- Exercise requirements -
Give back the full listing verbatim, apart from its images.

**********

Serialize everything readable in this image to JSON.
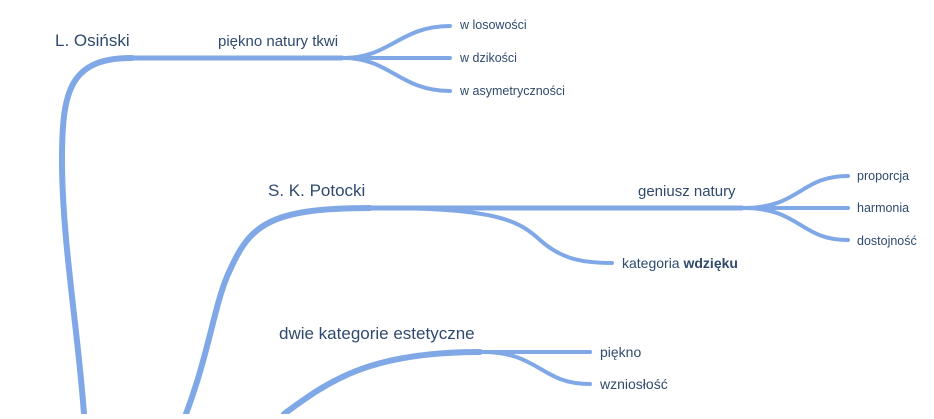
{
  "colors": {
    "branch": "#80a8e6",
    "text": "#2f4a6e",
    "background": "#ffffff"
  },
  "nodes": {
    "osinski": "L. Osiński",
    "piekno_natury": "piękno natury tkwi",
    "w_losowosci": "w losowości",
    "w_dzikosci": "w dzikości",
    "w_asymetrycznosci": "w asymetryczności",
    "potocki": "S. K. Potocki",
    "geniusz_natury": "geniusz natury",
    "proporcja": "proporcja",
    "harmonia": "harmonia",
    "dostojnosc": "dostojność",
    "kategoria_prefix": "kategoria ",
    "kategoria_bold": "wdzięku",
    "dwie_kategorie": "dwie kategorie estetyczne",
    "piekno": "piękno",
    "wzniosłosc": "wzniosłość"
  }
}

**********

- Exercise solution -
Serialize everything readable in this image to JSON.
{
  "colors": {
    "branch": "#80a8e6",
    "text": "#2f4a6e",
    "background": "#ffffff"
  },
  "nodes": {
    "osinski": "L. Osiński",
    "piekno_natury": "piękno natury tkwi",
    "w_losowosci": "w losowości",
    "w_dzikosci": "w dzikości",
    "w_asymetrycznosci": "w asymetryczności",
    "potocki": "S. K. Potocki",
    "geniusz_natury": "geniusz natury",
    "proporcja": "proporcja",
    "harmonia": "harmonia",
    "dostojnosc": "dostojność",
    "kategoria_prefix": "kategoria ",
    "kategoria_bold": "wdzięku",
    "dwie_kategorie": "dwie kategorie estetyczne",
    "piekno": "piękno",
    "wzniosłosc": "wzniosłość"
  }
}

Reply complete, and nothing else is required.